| Exercise prompt |
Copy out each line that mentions the word "adgang".

| Material for the task |
########

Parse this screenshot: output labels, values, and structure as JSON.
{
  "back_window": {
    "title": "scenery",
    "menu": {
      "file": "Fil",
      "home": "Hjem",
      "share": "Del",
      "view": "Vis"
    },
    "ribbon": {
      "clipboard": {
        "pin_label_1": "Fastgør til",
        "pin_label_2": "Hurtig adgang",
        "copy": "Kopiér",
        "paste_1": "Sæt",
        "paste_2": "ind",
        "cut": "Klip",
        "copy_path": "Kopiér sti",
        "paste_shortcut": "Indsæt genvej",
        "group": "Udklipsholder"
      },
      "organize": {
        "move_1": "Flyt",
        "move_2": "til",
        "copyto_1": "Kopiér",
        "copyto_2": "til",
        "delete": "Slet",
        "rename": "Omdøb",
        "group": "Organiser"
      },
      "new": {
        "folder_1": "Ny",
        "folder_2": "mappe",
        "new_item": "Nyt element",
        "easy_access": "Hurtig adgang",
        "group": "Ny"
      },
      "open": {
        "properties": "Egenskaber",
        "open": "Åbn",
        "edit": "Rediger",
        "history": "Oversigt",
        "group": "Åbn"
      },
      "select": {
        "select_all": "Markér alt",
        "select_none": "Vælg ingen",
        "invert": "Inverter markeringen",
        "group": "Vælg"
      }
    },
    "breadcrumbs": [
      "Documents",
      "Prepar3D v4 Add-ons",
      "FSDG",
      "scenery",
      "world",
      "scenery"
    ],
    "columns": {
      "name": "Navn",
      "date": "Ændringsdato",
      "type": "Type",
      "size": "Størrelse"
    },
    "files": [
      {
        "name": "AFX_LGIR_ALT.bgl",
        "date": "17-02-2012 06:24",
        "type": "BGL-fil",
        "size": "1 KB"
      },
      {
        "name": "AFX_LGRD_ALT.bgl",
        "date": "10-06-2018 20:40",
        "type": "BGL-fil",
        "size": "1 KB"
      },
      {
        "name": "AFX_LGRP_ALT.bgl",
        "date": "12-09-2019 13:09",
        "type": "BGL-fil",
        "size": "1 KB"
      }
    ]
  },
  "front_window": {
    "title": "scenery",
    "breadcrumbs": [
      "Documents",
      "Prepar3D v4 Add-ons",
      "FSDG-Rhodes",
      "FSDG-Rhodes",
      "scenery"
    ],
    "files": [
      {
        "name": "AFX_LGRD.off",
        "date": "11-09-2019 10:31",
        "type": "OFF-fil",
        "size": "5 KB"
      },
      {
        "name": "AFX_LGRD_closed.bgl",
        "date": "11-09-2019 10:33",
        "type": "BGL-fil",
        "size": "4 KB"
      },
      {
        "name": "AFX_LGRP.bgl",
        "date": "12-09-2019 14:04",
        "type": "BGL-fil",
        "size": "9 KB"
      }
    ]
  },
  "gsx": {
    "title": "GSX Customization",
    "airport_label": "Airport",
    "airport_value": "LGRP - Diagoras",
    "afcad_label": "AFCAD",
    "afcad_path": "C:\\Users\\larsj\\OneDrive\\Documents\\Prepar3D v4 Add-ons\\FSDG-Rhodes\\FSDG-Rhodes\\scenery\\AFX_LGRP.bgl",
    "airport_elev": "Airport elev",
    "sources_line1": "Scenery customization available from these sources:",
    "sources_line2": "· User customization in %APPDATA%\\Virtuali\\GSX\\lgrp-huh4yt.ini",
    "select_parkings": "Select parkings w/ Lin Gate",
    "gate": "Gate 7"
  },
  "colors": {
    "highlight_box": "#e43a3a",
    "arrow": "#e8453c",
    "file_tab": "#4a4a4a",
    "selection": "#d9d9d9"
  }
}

########

| Answer to the task |
        "pin_label_2": "Hurtig adgang",
        "easy_access": "Hurtig adgang",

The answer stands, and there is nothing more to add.